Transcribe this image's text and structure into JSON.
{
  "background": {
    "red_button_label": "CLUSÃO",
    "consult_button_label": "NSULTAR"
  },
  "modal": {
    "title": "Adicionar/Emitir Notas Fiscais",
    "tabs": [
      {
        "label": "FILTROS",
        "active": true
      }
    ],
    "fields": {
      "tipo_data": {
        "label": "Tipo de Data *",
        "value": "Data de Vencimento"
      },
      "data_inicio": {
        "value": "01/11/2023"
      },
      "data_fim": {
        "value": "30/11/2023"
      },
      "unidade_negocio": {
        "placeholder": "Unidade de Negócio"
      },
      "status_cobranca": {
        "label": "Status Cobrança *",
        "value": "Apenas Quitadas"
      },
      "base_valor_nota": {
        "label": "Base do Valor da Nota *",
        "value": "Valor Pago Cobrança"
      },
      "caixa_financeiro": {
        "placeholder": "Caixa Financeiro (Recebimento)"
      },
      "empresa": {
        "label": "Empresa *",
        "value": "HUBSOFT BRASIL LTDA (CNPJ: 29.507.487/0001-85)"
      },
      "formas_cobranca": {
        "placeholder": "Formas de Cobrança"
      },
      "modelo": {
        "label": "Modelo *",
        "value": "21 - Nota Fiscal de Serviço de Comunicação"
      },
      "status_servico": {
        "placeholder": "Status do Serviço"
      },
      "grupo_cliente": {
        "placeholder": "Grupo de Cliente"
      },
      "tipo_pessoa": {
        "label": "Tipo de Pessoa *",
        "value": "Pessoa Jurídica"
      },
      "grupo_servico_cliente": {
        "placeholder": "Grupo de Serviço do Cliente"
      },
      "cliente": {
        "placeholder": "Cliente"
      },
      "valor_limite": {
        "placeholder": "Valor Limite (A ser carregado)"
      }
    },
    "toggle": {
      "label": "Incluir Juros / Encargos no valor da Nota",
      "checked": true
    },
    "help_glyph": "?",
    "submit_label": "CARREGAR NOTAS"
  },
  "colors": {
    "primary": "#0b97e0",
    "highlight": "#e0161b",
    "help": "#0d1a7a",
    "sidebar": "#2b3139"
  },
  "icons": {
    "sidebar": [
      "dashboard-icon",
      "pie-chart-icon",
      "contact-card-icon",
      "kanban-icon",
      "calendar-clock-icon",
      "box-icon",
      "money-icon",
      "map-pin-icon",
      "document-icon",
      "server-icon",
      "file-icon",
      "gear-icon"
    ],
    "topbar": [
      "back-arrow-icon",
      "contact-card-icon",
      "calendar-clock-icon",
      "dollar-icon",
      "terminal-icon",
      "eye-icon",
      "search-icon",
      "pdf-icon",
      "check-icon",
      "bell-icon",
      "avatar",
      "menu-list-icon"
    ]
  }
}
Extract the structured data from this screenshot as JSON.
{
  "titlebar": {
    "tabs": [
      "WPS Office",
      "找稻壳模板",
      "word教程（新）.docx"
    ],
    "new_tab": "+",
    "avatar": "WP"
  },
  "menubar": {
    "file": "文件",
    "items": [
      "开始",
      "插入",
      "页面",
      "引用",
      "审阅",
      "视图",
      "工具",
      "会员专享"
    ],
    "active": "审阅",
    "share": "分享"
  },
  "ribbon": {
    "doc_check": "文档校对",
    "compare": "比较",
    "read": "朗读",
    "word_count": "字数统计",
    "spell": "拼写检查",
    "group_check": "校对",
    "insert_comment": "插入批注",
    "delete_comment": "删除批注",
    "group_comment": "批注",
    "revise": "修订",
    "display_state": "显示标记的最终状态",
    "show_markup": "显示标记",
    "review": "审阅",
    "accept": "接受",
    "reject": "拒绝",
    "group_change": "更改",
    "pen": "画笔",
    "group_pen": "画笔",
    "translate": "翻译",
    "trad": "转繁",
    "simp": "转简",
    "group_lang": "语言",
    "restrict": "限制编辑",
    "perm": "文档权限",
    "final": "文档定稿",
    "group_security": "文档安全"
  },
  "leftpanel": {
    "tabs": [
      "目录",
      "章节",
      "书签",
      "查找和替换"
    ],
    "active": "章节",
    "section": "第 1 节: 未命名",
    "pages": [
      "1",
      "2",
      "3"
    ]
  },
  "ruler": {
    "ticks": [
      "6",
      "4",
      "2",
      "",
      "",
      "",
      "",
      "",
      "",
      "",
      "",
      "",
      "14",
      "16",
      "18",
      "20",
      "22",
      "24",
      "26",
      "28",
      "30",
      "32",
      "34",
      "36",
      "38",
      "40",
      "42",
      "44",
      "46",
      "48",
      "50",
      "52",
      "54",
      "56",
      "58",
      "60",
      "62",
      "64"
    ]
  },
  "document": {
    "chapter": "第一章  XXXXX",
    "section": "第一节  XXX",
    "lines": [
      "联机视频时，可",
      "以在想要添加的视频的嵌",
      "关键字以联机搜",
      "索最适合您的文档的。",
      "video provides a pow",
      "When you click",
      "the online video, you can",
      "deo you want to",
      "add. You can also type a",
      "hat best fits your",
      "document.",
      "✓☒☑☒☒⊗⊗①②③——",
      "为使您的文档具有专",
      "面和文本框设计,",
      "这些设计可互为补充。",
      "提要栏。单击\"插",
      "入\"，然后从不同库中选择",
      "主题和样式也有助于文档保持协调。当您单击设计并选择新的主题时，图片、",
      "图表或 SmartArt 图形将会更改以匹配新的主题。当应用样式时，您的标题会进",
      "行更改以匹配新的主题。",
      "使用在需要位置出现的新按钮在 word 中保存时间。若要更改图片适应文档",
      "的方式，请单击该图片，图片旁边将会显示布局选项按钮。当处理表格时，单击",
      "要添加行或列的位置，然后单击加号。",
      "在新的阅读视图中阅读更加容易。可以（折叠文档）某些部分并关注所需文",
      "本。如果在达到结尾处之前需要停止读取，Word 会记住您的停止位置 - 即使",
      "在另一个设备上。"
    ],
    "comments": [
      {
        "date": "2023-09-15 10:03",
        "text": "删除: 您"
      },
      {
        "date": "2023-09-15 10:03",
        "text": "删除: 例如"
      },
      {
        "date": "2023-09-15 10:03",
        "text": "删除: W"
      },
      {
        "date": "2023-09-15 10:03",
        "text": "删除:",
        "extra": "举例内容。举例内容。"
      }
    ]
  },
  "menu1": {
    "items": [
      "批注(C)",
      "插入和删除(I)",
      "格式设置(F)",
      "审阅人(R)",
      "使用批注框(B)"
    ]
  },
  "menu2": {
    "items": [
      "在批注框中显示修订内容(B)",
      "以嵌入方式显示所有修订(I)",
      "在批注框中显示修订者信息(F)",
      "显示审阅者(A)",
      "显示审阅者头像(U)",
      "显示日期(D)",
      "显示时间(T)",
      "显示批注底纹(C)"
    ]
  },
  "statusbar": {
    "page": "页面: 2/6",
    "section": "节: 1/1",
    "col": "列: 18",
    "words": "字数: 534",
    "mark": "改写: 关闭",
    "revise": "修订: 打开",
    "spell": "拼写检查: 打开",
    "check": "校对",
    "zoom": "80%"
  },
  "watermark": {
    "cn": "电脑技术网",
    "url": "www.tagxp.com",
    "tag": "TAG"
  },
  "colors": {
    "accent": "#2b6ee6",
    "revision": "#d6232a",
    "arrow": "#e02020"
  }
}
———
Do this: Repeat the data above exactly.

Answer to this task:
Transcribe this image's text and structure into JSON.
{
  "background": {
    "red_button_label": "CLUSÃO",
    "consult_button_label": "NSULTAR"
  },
  "modal": {
    "title": "Adicionar/Emitir Notas Fiscais",
    "tabs": [
      {
        "label": "FILTROS",
        "active": true
      }
    ],
    "fields": {
      "tipo_data": {
        "label": "Tipo de Data *",
        "value": "Data de Vencimento"
      },
      "data_inicio": {
        "value": "01/11/2023"
      },
      "data_fim": {
        "value": "30/11/2023"
      },
      "unidade_negocio": {
        "placeholder": "Unidade de Negócio"
      },
      "status_cobranca": {
        "label": "Status Cobrança *",
        "value": "Apenas Quitadas"
      },
      "base_valor_nota": {
        "label": "Base do Valor da Nota *",
        "value": "Valor Pago Cobrança"
      },
      "caixa_financeiro": {
        "placeholder": "Caixa Financeiro (Recebimento)"
      },
      "empresa": {
        "label": "Empresa *",
        "value": "HUBSOFT BRASIL LTDA (CNPJ: 29.507.487/0001-85)"
      },
      "formas_cobranca": {
        "placeholder": "Formas de Cobrança"
      },
      "modelo": {
        "label": "Modelo *",
        "value": "21 - Nota Fiscal de Serviço de Comunicação"
      },
      "status_servico": {
        "placeholder": "Status do Serviço"
      },
      "grupo_cliente": {
        "placeholder": "Grupo de Cliente"
      },
      "tipo_pessoa": {
        "label": "Tipo de Pessoa *",
        "value": "Pessoa Jurídica"
      },
      "grupo_servico_cliente": {
        "placeholder": "Grupo de Serviço do Cliente"
      },
      "cliente": {
        "placeholder": "Cliente"
      },
      "valor_limite": {
        "placeholder": "Valor Limite (A ser carregado)"
      }
    },
    "toggle": {
      "label": "Incluir Juros / Encargos no valor da Nota",
      "checked": true
    },
    "help_glyph": "?",
    "submit_label": "CARREGAR NOTAS"
  },
  "colors": {
    "primary": "#0b97e0",
    "highlight": "#e0161b",
    "help": "#0d1a7a",
    "sidebar": "#2b3139"
  },
  "icons": {
    "sidebar": [
      "dashboard-icon",
      "pie-chart-icon",
      "contact-card-icon",
      "kanban-icon",
      "calendar-clock-icon",
      "box-icon",
      "money-icon",
      "map-pin-icon",
      "document-icon",
      "server-icon",
      "file-icon",
      "gear-icon"
    ],
    "topbar": [
      "back-arrow-icon",
      "contact-card-icon",
      "calendar-clock-icon",
      "dollar-icon",
      "terminal-icon",
      "eye-icon",
      "search-icon",
      "pdf-icon",
      "check-icon",
      "bell-icon",
      "avatar",
      "menu-list-icon"
    ]
  }
}
Extract the structured data from this screenshot as JSON.
{
  "titlebar": {
    "tabs": [
      "WPS Office",
      "找稻壳模板",
      "word教程（新）.docx"
    ],
    "new_tab": "+",
    "avatar": "WP"
  },
  "menubar": {
    "file": "文件",
    "items": [
      "开始",
      "插入",
      "页面",
      "引用",
      "审阅",
      "视图",
      "工具",
      "会员专享"
    ],
    "active": "审阅",
    "share": "分享"
  },
  "ribbon": {
    "doc_check": "文档校对",
    "compare": "比较",
    "read": "朗读",
    "word_count": "字数统计",
    "spell": "拼写检查",
    "group_check": "校对",
    "insert_comment": "插入批注",
    "delete_comment": "删除批注",
    "group_comment": "批注",
    "revise": "修订",
    "display_state": "显示标记的最终状态",
    "show_markup": "显示标记",
    "review": "审阅",
    "accept": "接受",
    "reject": "拒绝",
    "group_change": "更改",
    "pen": "画笔",
    "group_pen": "画笔",
    "translate": "翻译",
    "trad": "转繁",
    "simp": "转简",
    "group_lang": "语言",
    "restrict": "限制编辑",
    "perm": "文档权限",
    "final": "文档定稿",
    "group_security": "文档安全"
  },
  "leftpanel": {
    "tabs": [
      "目录",
      "章节",
      "书签",
      "查找和替换"
    ],
    "active": "章节",
    "section": "第 1 节: 未命名",
    "pages": [
      "1",
      "2",
      "3"
    ]
  },
  "ruler": {
    "ticks": [
      "6",
      "4",
      "2",
      "",
      "",
      "",
      "",
      "",
      "",
      "",
      "",
      "",
      "14",
      "16",
      "18",
      "20",
      "22",
      "24",
      "26",
      "28",
      "30",
      "32",
      "34",
      "36",
      "38",
      "40",
      "42",
      "44",
      "46",
      "48",
      "50",
      "52",
      "54",
      "56",
      "58",
      "60",
      "62",
      "64"
    ]
  },
  "document": {
    "chapter": "第一章  XXXXX",
    "section": "第一节  XXX",
    "lines": [
      "联机视频时，可",
      "以在想要添加的视频的嵌",
      "关键字以联机搜",
      "索最适合您的文档的。",
      "video provides a pow",
      "When you click",
      "the online video, you can",
      "deo you want to",
      "add. You can also type a",
      "hat best fits your",
      "document.",
      "✓☒☑☒☒⊗⊗①②③——",
      "为使您的文档具有专",
      "面和文本框设计,",
      "这些设计可互为补充。",
      "提要栏。单击\"插",
      "入\"，然后从不同库中选择",
      "主题和样式也有助于文档保持协调。当您单击设计并选择新的主题时，图片、",
      "图表或 SmartArt 图形将会更改以匹配新的主题。当应用样式时，您的标题会进",
      "行更改以匹配新的主题。",
      "使用在需要位置出现的新按钮在 word 中保存时间。若要更改图片适应文档",
      "的方式，请单击该图片，图片旁边将会显示布局选项按钮。当处理表格时，单击",
      "要添加行或列的位置，然后单击加号。",
      "在新的阅读视图中阅读更加容易。可以（折叠文档）某些部分并关注所需文",
      "本。如果在达到结尾处之前需要停止读取，Word 会记住您的停止位置 - 即使",
      "在另一个设备上。"
    ],
    "comments": [
      {
        "date": "2023-09-15 10:03",
        "text": "删除: 您"
      },
      {
        "date": "2023-09-15 10:03",
        "text": "删除: 例如"
      },
      {
        "date": "2023-09-15 10:03",
        "text": "删除: W"
      },
      {
        "date": "2023-09-15 10:03",
        "text": "删除:",
        "extra": "举例内容。举例内容。"
      }
    ]
  },
  "menu1": {
    "items": [
      "批注(C)",
      "插入和删除(I)",
      "格式设置(F)",
      "审阅人(R)",
      "使用批注框(B)"
    ]
  },
  "menu2": {
    "items": [
      "在批注框中显示修订内容(B)",
      "以嵌入方式显示所有修订(I)",
      "在批注框中显示修订者信息(F)",
      "显示审阅者(A)",
      "显示审阅者头像(U)",
      "显示日期(D)",
      "显示时间(T)",
      "显示批注底纹(C)"
    ]
  },
  "statusbar": {
    "page": "页面: 2/6",
    "section": "节: 1/1",
    "col": "列: 18",
    "words": "字数: 534",
    "mark": "改写: 关闭",
    "revise": "修订: 打开",
    "spell": "拼写检查: 打开",
    "check": "校对",
    "zoom": "80%"
  },
  "watermark": {
    "cn": "电脑技术网",
    "url": "www.tagxp.com",
    "tag": "TAG"
  },
  "colors": {
    "accent": "#2b6ee6",
    "revision": "#d6232a",
    "arrow": "#e02020"
  }
}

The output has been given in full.